Last June, China’s stock markets took a global step forward.

Global market index provider MSCI announced that it would start including China’s A share market (shares traded on the Shanghai and Shenzhen exchanges) into its MSCI Emerging Markets Index.

As we pointed out at the time, this is a big deal.

MSCI is the world’s most important index provider. Its decisions affect trillions of dollars of trading in the stock market. Fund managers and investors use it as a benchmark to build emerging-market portfolios. So when MSCI adds or removes stocks or countries from its index, a lot of money eventually follows it.

So one of the long-term implications of the news is that there will be a slow wave of money flowing into China’s A share market.

We’re starting to see that now. But there’s plenty more to come.

A trickle, so far…

Despite all the enthusiasm in the financial media surrounding the news, it’s important to remember that the A shares that MSCI is including in its MSCI Emerging Markets Index thus far only represent a tiny fraction of that index.

• Data excerpt
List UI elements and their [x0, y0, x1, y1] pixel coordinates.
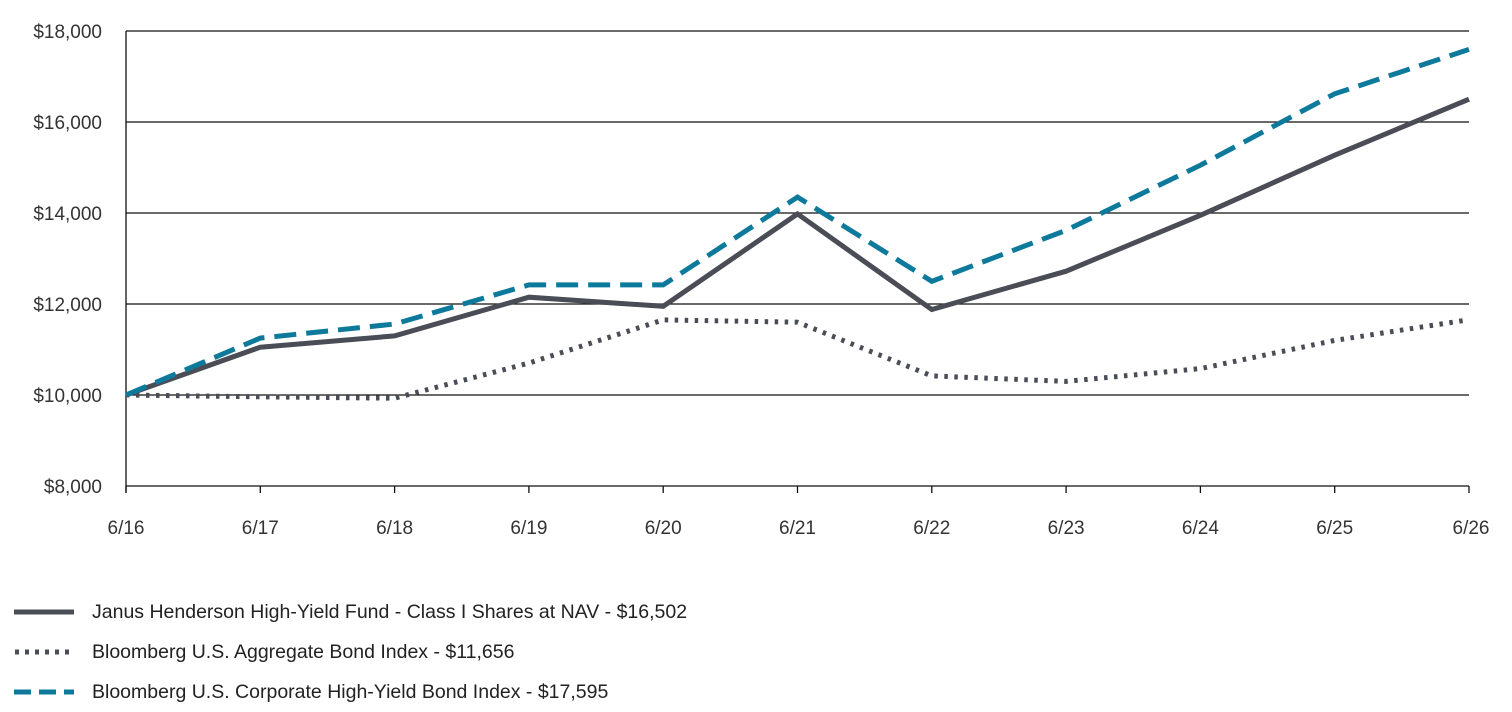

• Exercise brief
Reproduce the passage on MSCI adding China's A shares word for word, everything from "Last June, China’s" down to "more to come.".

• Written response
Last June, China’s stock markets took a global step forward.

Global market index provider MSCI announced that it would start including China’s A share market (shares traded on the Shanghai and Shenzhen exchanges) into its MSCI Emerging Markets Index.

As we pointed out at the time, this is a big deal.

MSCI is the world’s most important index provider. Its decisions affect trillions of dollars of trading in the stock market. Fund managers and investors use it as a benchmark to build emerging-market portfolios. So when MSCI adds or removes stocks or countries from its index, a lot of money eventually follows it.

So one of the long-term implications of the news is that there will be a slow wave of money flowing into China’s A share market.

We’re starting to see that now. But there’s plenty more to come.